▸ GOAL
Transcribe each record exactly. Include every one.

++++ MATERIALS PROVIDED

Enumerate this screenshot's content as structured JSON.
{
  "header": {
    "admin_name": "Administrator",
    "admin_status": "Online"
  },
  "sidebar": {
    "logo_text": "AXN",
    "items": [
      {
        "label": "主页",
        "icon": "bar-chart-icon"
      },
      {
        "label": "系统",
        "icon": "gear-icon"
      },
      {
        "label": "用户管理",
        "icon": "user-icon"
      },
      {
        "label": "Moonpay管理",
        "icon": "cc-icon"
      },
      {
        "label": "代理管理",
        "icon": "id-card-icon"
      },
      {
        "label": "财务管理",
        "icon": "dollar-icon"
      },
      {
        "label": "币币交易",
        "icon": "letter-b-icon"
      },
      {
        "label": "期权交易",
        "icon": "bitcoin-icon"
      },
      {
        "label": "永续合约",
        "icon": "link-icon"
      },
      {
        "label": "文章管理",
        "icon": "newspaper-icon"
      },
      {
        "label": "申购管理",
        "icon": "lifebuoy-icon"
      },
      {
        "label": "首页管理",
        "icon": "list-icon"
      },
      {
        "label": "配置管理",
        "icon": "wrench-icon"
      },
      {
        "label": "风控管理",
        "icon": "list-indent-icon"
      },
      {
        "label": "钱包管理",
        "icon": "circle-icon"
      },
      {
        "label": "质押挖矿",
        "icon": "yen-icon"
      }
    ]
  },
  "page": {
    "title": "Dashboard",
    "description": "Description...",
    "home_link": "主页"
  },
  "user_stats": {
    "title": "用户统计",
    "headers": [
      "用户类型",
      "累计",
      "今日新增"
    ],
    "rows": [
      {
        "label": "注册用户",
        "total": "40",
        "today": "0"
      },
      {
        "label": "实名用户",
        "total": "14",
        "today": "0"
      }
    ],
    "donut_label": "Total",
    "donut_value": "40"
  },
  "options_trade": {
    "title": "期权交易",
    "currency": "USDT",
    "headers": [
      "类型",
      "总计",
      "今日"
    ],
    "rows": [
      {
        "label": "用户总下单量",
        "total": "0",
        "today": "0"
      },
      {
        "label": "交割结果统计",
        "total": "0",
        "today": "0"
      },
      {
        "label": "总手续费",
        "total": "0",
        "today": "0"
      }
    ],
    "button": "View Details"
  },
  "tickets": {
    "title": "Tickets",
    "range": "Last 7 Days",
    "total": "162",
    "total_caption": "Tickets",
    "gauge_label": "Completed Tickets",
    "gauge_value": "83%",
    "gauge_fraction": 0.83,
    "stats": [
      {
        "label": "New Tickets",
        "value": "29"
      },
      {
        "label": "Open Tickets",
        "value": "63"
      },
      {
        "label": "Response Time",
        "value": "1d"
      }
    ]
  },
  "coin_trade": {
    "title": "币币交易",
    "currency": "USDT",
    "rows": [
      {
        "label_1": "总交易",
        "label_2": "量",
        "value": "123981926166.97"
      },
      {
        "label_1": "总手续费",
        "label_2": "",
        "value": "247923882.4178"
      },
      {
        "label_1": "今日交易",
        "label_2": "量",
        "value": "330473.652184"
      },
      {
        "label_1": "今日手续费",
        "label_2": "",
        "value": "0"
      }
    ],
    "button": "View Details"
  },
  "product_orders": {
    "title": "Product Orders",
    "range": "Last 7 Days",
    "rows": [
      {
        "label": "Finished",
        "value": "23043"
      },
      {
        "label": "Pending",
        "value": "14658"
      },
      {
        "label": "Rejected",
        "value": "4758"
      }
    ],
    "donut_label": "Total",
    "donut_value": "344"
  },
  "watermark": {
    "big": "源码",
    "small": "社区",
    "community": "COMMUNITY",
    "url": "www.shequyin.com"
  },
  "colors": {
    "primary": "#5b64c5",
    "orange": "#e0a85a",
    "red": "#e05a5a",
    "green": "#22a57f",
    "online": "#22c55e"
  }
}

++++++++

▸ REPLY
Enumerate this screenshot's content as structured JSON.
{
  "header": {
    "admin_name": "Administrator",
    "admin_status": "Online"
  },
  "sidebar": {
    "logo_text": "AXN",
    "items": [
      {
        "label": "主页",
        "icon": "bar-chart-icon"
      },
      {
        "label": "系统",
        "icon": "gear-icon"
      },
      {
        "label": "用户管理",
        "icon": "user-icon"
      },
      {
        "label": "Moonpay管理",
        "icon": "cc-icon"
      },
      {
        "label": "代理管理",
        "icon": "id-card-icon"
      },
      {
        "label": "财务管理",
        "icon": "dollar-icon"
      },
      {
        "label": "币币交易",
        "icon": "letter-b-icon"
      },
      {
        "label": "期权交易",
        "icon": "bitcoin-icon"
      },
      {
        "label": "永续合约",
        "icon": "link-icon"
      },
      {
        "label": "文章管理",
        "icon": "newspaper-icon"
      },
      {
        "label": "申购管理",
        "icon": "lifebuoy-icon"
      },
      {
        "label": "首页管理",
        "icon": "list-icon"
      },
      {
        "label": "配置管理",
        "icon": "wrench-icon"
      },
      {
        "label": "风控管理",
        "icon": "list-indent-icon"
      },
      {
        "label": "钱包管理",
        "icon": "circle-icon"
      },
      {
        "label": "质押挖矿",
        "icon": "yen-icon"
      }
    ]
  },
  "page": {
    "title": "Dashboard",
    "description": "Description...",
    "home_link": "主页"
  },
  "user_stats": {
    "title": "用户统计",
    "headers": [
      "用户类型",
      "累计",
      "今日新增"
    ],
    "rows": [
      {
        "label": "注册用户",
        "total": "40",
        "today": "0"
      },
      {
        "label": "实名用户",
        "total": "14",
        "today": "0"
      }
    ],
    "donut_label": "Total",
    "donut_value": "40"
  },
  "options_trade": {
    "title": "期权交易",
    "currency": "USDT",
    "headers": [
      "类型",
      "总计",
      "今日"
    ],
    "rows": [
      {
        "label": "用户总下单量",
        "total": "0",
        "today": "0"
      },
      {
        "label": "交割结果统计",
        "total": "0",
        "today": "0"
      },
      {
        "label": "总手续费",
        "total": "0",
        "today": "0"
      }
    ],
    "button": "View Details"
  },
  "tickets": {
    "title": "Tickets",
    "range": "Last 7 Days",
    "total": "162",
    "total_caption": "Tickets",
    "gauge_label": "Completed Tickets",
    "gauge_value": "83%",
    "gauge_fraction": 0.83,
    "stats": [
      {
        "label": "New Tickets",
        "value": "29"
      },
      {
        "label": "Open Tickets",
        "value": "63"
      },
      {
        "label": "Response Time",
        "value": "1d"
      }
    ]
  },
  "coin_trade": {
    "title": "币币交易",
    "currency": "USDT",
    "rows": [
      {
        "label_1": "总交易",
        "label_2": "量",
        "value": "123981926166.97"
      },
      {
        "label_1": "总手续费",
        "label_2": "",
        "value": "247923882.4178"
      },
      {
        "label_1": "今日交易",
        "label_2": "量",
        "value": "330473.652184"
      },
      {
        "label_1": "今日手续费",
        "label_2": "",
        "value": "0"
      }
    ],
    "button": "View Details"
  },
  "product_orders": {
    "title": "Product Orders",
    "range": "Last 7 Days",
    "rows": [
      {
        "label": "Finished",
        "value": "23043"
      },
      {
        "label": "Pending",
        "value": "14658"
      },
      {
        "label": "Rejected",
        "value": "4758"
      }
    ],
    "donut_label": "Total",
    "donut_value": "344"
  },
  "watermark": {
    "big": "源码",
    "small": "社区",
    "community": "COMMUNITY",
    "url": "www.shequyin.com"
  },
  "colors": {
    "primary": "#5b64c5",
    "orange": "#e0a85a",
    "red": "#e05a5a",
    "green": "#22a57f",
    "online": "#22c55e"
  }
}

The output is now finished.